=== Work to do ===
Exactly repeat the material, dropping every picture from the copy.

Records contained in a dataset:
+ + +

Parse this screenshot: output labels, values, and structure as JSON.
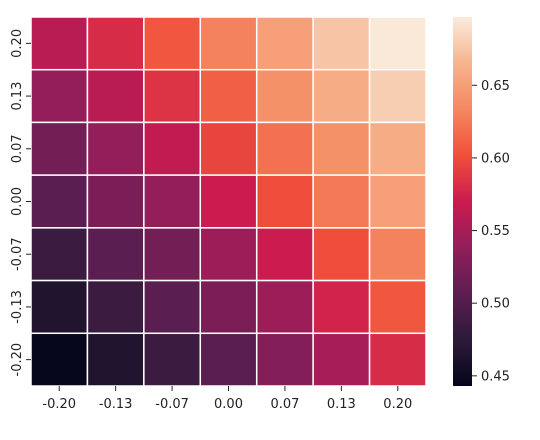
{
  "chart_data": {
    "type": "heatmap",
    "title": "",
    "xlabel": "",
    "ylabel": "",
    "x_categories": [
      "-0.20",
      "-0.13",
      "-0.07",
      "0.00",
      "0.07",
      "0.13",
      "0.20"
    ],
    "y_categories": [
      "0.20",
      "0.13",
      "0.07",
      "0.00",
      "-0.07",
      "-0.13",
      "-0.20"
    ],
    "values": [
      [
        0.56,
        0.58,
        0.605,
        0.63,
        0.65,
        0.675,
        0.695
      ],
      [
        0.54,
        0.56,
        0.585,
        0.61,
        0.64,
        0.66,
        0.68
      ],
      [
        0.52,
        0.54,
        0.565,
        0.595,
        0.62,
        0.64,
        0.66
      ],
      [
        0.505,
        0.525,
        0.54,
        0.57,
        0.6,
        0.625,
        0.65
      ],
      [
        0.485,
        0.505,
        0.52,
        0.545,
        0.57,
        0.6,
        0.63
      ],
      [
        0.465,
        0.485,
        0.505,
        0.525,
        0.545,
        0.575,
        0.605
      ],
      [
        0.445,
        0.465,
        0.485,
        0.505,
        0.53,
        0.55,
        0.58
      ]
    ],
    "colorbar": {
      "min": 0.443,
      "max": 0.697,
      "ticks": [
        0.45,
        0.5,
        0.55,
        0.6,
        0.65
      ],
      "tick_labels": [
        "0.45",
        "0.50",
        "0.55",
        "0.60",
        "0.65"
      ]
    },
    "colormap": {
      "name": "rocket",
      "stops": [
        "#03051a",
        "#2d1a39",
        "#5c1e51",
        "#911e5b",
        "#cb1b4f",
        "#f0503a",
        "#f58860",
        "#f6b48e",
        "#faebdd"
      ]
    },
    "cell_border_color": "#ffffff",
    "grid": false,
    "legend": "colorbar-right"
  }
}
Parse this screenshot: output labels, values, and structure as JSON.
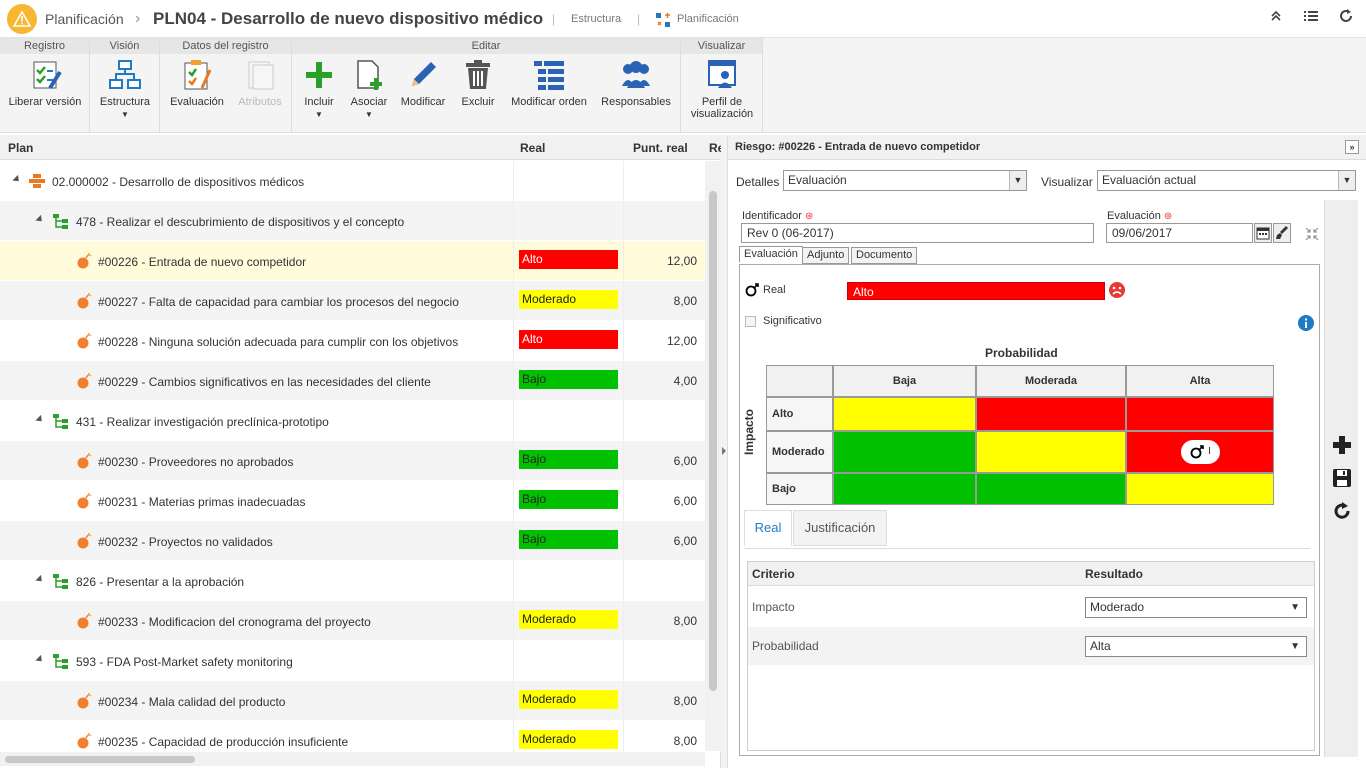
{
  "titlebar": {
    "app": "Planificación",
    "title": "PLN04 - Desarrollo de nuevo dispositivo médico",
    "link_estructura": "Estructura",
    "link_planificacion": "Planificación"
  },
  "ribbon": {
    "groups": {
      "registro": "Registro",
      "vision": "Visión",
      "datos": "Datos del registro",
      "editar": "Editar",
      "visualizar": "Visualizar"
    },
    "buttons": {
      "liberar": "Liberar versión",
      "estructura": "Estructura",
      "evaluacion": "Evaluación",
      "atributos": "Atributos",
      "incluir": "Incluir",
      "asociar": "Asociar",
      "modificar": "Modificar",
      "excluir": "Excluir",
      "modificar_orden": "Modificar orden",
      "responsables": "Responsables",
      "perfil1": "Perfil de",
      "perfil2": "visualización"
    }
  },
  "plan": {
    "headers": {
      "plan": "Plan",
      "real": "Real",
      "punt": "Punt. real",
      "more": "Re"
    },
    "rows": [
      {
        "label": "02.000002 - Desarrollo de dispositivos médicos",
        "level": 0,
        "kind": "root",
        "real": "",
        "punt": ""
      },
      {
        "label": "478 - Realizar el descubrimiento de dispositivos y el concepto",
        "level": 1,
        "kind": "task",
        "real": "",
        "punt": ""
      },
      {
        "label": "#00226 - Entrada de nuevo competidor",
        "level": 2,
        "kind": "risk",
        "real": "Alto",
        "punt": "12,00",
        "selected": true
      },
      {
        "label": "#00227 - Falta de capacidad para cambiar los procesos del negocio",
        "level": 2,
        "kind": "risk",
        "real": "Moderado",
        "punt": "8,00"
      },
      {
        "label": "#00228 - Ninguna solución adecuada para cumplir con los objetivos",
        "level": 2,
        "kind": "risk",
        "real": "Alto",
        "punt": "12,00"
      },
      {
        "label": "#00229 - Cambios significativos en las necesidades del cliente",
        "level": 2,
        "kind": "risk",
        "real": "Bajo",
        "punt": "4,00"
      },
      {
        "label": "431 - Realizar investigación preclínica-prototipo",
        "level": 1,
        "kind": "task",
        "real": "",
        "punt": ""
      },
      {
        "label": "#00230 - Proveedores no aprobados",
        "level": 2,
        "kind": "risk",
        "real": "Bajo",
        "punt": "6,00"
      },
      {
        "label": "#00231 - Materias primas inadecuadas",
        "level": 2,
        "kind": "risk",
        "real": "Bajo",
        "punt": "6,00"
      },
      {
        "label": "#00232 - Proyectos no validados",
        "level": 2,
        "kind": "risk",
        "real": "Bajo",
        "punt": "6,00"
      },
      {
        "label": "826 - Presentar a la aprobación",
        "level": 1,
        "kind": "task",
        "real": "",
        "punt": ""
      },
      {
        "label": "#00233 - Modificacion del cronograma del proyecto",
        "level": 2,
        "kind": "risk",
        "real": "Moderado",
        "punt": "8,00"
      },
      {
        "label": "593 - FDA Post-Market safety monitoring",
        "level": 1,
        "kind": "task",
        "real": "",
        "punt": ""
      },
      {
        "label": "#00234 - Mala calidad del producto",
        "level": 2,
        "kind": "risk",
        "real": "Moderado",
        "punt": "8,00"
      },
      {
        "label": "#00235 - Capacidad de producción insuficiente",
        "level": 2,
        "kind": "risk",
        "real": "Moderado",
        "punt": "8,00"
      }
    ]
  },
  "level_colors": {
    "Alto": "#ff0000",
    "Moderado": "#ffff00",
    "Bajo": "#00c000"
  },
  "risk": {
    "header": "Riesgo: #00226 - Entrada de nuevo competidor",
    "detalles_label": "Detalles",
    "detalles_value": "Evaluación",
    "visualizar_label": "Visualizar",
    "visualizar_value": "Evaluación actual",
    "identificador_label": "Identificador",
    "identificador_value": "Rev 0 (06-2017)",
    "evaluacion_label": "Evaluación",
    "evaluacion_value": "09/06/2017",
    "subtabs": [
      "Evaluación",
      "Adjunto",
      "Documento"
    ],
    "real_label": "Real",
    "real_value": "Alto",
    "significativo_label": "Significativo",
    "matrix": {
      "prob_title": "Probabilidad",
      "impact_title": "Impacto",
      "cols": [
        "Baja",
        "Moderada",
        "Alta"
      ],
      "rows": [
        "Alto",
        "Moderado",
        "Bajo"
      ],
      "cells": [
        [
          "#ffff00",
          "#ff0000",
          "#ff0000"
        ],
        [
          "#00c000",
          "#ffff00",
          "#ff0000"
        ],
        [
          "#00c000",
          "#00c000",
          "#ffff00"
        ]
      ],
      "marker_text": "I"
    },
    "tabs": [
      "Real",
      "Justificación"
    ],
    "criteria": {
      "headers": [
        "Criterio",
        "Resultado"
      ],
      "rows": [
        {
          "criterio": "Impacto",
          "resultado": "Moderado"
        },
        {
          "criterio": "Probabilidad",
          "resultado": "Alta"
        }
      ]
    }
  }
}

+ + +

=== Output for this task ===
Parse this screenshot: output labels, values, and structure as JSON.
{
  "chart_data": {
    "type": "heatmap",
    "title": "",
    "xlabel": "",
    "ylabel": "",
    "x_categories": [
      "-0.20",
      "-0.13",
      "-0.07",
      "0.00",
      "0.07",
      "0.13",
      "0.20"
    ],
    "y_categories": [
      "0.20",
      "0.13",
      "0.07",
      "0.00",
      "-0.07",
      "-0.13",
      "-0.20"
    ],
    "values": [
      [
        0.56,
        0.58,
        0.605,
        0.63,
        0.65,
        0.675,
        0.695
      ],
      [
        0.54,
        0.56,
        0.585,
        0.61,
        0.64,
        0.66,
        0.68
      ],
      [
        0.52,
        0.54,
        0.565,
        0.595,
        0.62,
        0.64,
        0.66
      ],
      [
        0.505,
        0.525,
        0.54,
        0.57,
        0.6,
        0.625,
        0.65
      ],
      [
        0.485,
        0.505,
        0.52,
        0.545,
        0.57,
        0.6,
        0.63
      ],
      [
        0.465,
        0.485,
        0.505,
        0.525,
        0.545,
        0.575,
        0.605
      ],
      [
        0.445,
        0.465,
        0.485,
        0.505,
        0.53,
        0.55,
        0.58
      ]
    ],
    "colorbar": {
      "min": 0.443,
      "max": 0.697,
      "ticks": [
        0.45,
        0.5,
        0.55,
        0.6,
        0.65
      ],
      "tick_labels": [
        "0.45",
        "0.50",
        "0.55",
        "0.60",
        "0.65"
      ]
    },
    "colormap": {
      "name": "rocket",
      "stops": [
        "#03051a",
        "#2d1a39",
        "#5c1e51",
        "#911e5b",
        "#cb1b4f",
        "#f0503a",
        "#f58860",
        "#f6b48e",
        "#faebdd"
      ]
    },
    "cell_border_color": "#ffffff",
    "grid": false,
    "legend": "colorbar-right"
  }
}
Parse this screenshot: output labels, values, and structure as JSON.
{
  "titlebar": {
    "app": "Planificación",
    "title": "PLN04 - Desarrollo de nuevo dispositivo médico",
    "link_estructura": "Estructura",
    "link_planificacion": "Planificación"
  },
  "ribbon": {
    "groups": {
      "registro": "Registro",
      "vision": "Visión",
      "datos": "Datos del registro",
      "editar": "Editar",
      "visualizar": "Visualizar"
    },
    "buttons": {
      "liberar": "Liberar versión",
      "estructura": "Estructura",
      "evaluacion": "Evaluación",
      "atributos": "Atributos",
      "incluir": "Incluir",
      "asociar": "Asociar",
      "modificar": "Modificar",
      "excluir": "Excluir",
      "modificar_orden": "Modificar orden",
      "responsables": "Responsables",
      "perfil1": "Perfil de",
      "perfil2": "visualización"
    }
  },
  "plan": {
    "headers": {
      "plan": "Plan",
      "real": "Real",
      "punt": "Punt. real",
      "more": "Re"
    },
    "rows": [
      {
        "label": "02.000002 - Desarrollo de dispositivos médicos",
        "level": 0,
        "kind": "root",
        "real": "",
        "punt": ""
      },
      {
        "label": "478 - Realizar el descubrimiento de dispositivos y el concepto",
        "level": 1,
        "kind": "task",
        "real": "",
        "punt": ""
      },
      {
        "label": "#00226 - Entrada de nuevo competidor",
        "level": 2,
        "kind": "risk",
        "real": "Alto",
        "punt": "12,00",
        "selected": true
      },
      {
        "label": "#00227 - Falta de capacidad para cambiar los procesos del negocio",
        "level": 2,
        "kind": "risk",
        "real": "Moderado",
        "punt": "8,00"
      },
      {
        "label": "#00228 - Ninguna solución adecuada para cumplir con los objetivos",
        "level": 2,
        "kind": "risk",
        "real": "Alto",
        "punt": "12,00"
      },
      {
        "label": "#00229 - Cambios significativos en las necesidades del cliente",
        "level": 2,
        "kind": "risk",
        "real": "Bajo",
        "punt": "4,00"
      },
      {
        "label": "431 - Realizar investigación preclínica-prototipo",
        "level": 1,
        "kind": "task",
        "real": "",
        "punt": ""
      },
      {
        "label": "#00230 - Proveedores no aprobados",
        "level": 2,
        "kind": "risk",
        "real": "Bajo",
        "punt": "6,00"
      },
      {
        "label": "#00231 - Materias primas inadecuadas",
        "level": 2,
        "kind": "risk",
        "real": "Bajo",
        "punt": "6,00"
      },
      {
        "label": "#00232 - Proyectos no validados",
        "level": 2,
        "kind": "risk",
        "real": "Bajo",
        "punt": "6,00"
      },
      {
        "label": "826 - Presentar a la aprobación",
        "level": 1,
        "kind": "task",
        "real": "",
        "punt": ""
      },
      {
        "label": "#00233 - Modificacion del cronograma del proyecto",
        "level": 2,
        "kind": "risk",
        "real": "Moderado",
        "punt": "8,00"
      },
      {
        "label": "593 - FDA Post-Market safety monitoring",
        "level": 1,
        "kind": "task",
        "real": "",
        "punt": ""
      },
      {
        "label": "#00234 - Mala calidad del producto",
        "level": 2,
        "kind": "risk",
        "real": "Moderado",
        "punt": "8,00"
      },
      {
        "label": "#00235 - Capacidad de producción insuficiente",
        "level": 2,
        "kind": "risk",
        "real": "Moderado",
        "punt": "8,00"
      }
    ]
  },
  "level_colors": {
    "Alto": "#ff0000",
    "Moderado": "#ffff00",
    "Bajo": "#00c000"
  },
  "risk": {
    "header": "Riesgo: #00226 - Entrada de nuevo competidor",
    "detalles_label": "Detalles",
    "detalles_value": "Evaluación",
    "visualizar_label": "Visualizar",
    "visualizar_value": "Evaluación actual",
    "identificador_label": "Identificador",
    "identificador_value": "Rev 0 (06-2017)",
    "evaluacion_label": "Evaluación",
    "evaluacion_value": "09/06/2017",
    "subtabs": [
      "Evaluación",
      "Adjunto",
      "Documento"
    ],
    "real_label": "Real",
    "real_value": "Alto",
    "significativo_label": "Significativo",
    "matrix": {
      "prob_title": "Probabilidad",
      "impact_title": "Impacto",
      "cols": [
        "Baja",
        "Moderada",
        "Alta"
      ],
      "rows": [
        "Alto",
        "Moderado",
        "Bajo"
      ],
      "cells": [
        [
          "#ffff00",
          "#ff0000",
          "#ff0000"
        ],
        [
          "#00c000",
          "#ffff00",
          "#ff0000"
        ],
        [
          "#00c000",
          "#00c000",
          "#ffff00"
        ]
      ],
      "marker_text": "I"
    },
    "tabs": [
      "Real",
      "Justificación"
    ],
    "criteria": {
      "headers": [
        "Criterio",
        "Resultado"
      ],
      "rows": [
        {
          "criterio": "Impacto",
          "resultado": "Moderado"
        },
        {
          "criterio": "Probabilidad",
          "resultado": "Alta"
        }
      ]
    }
  }
}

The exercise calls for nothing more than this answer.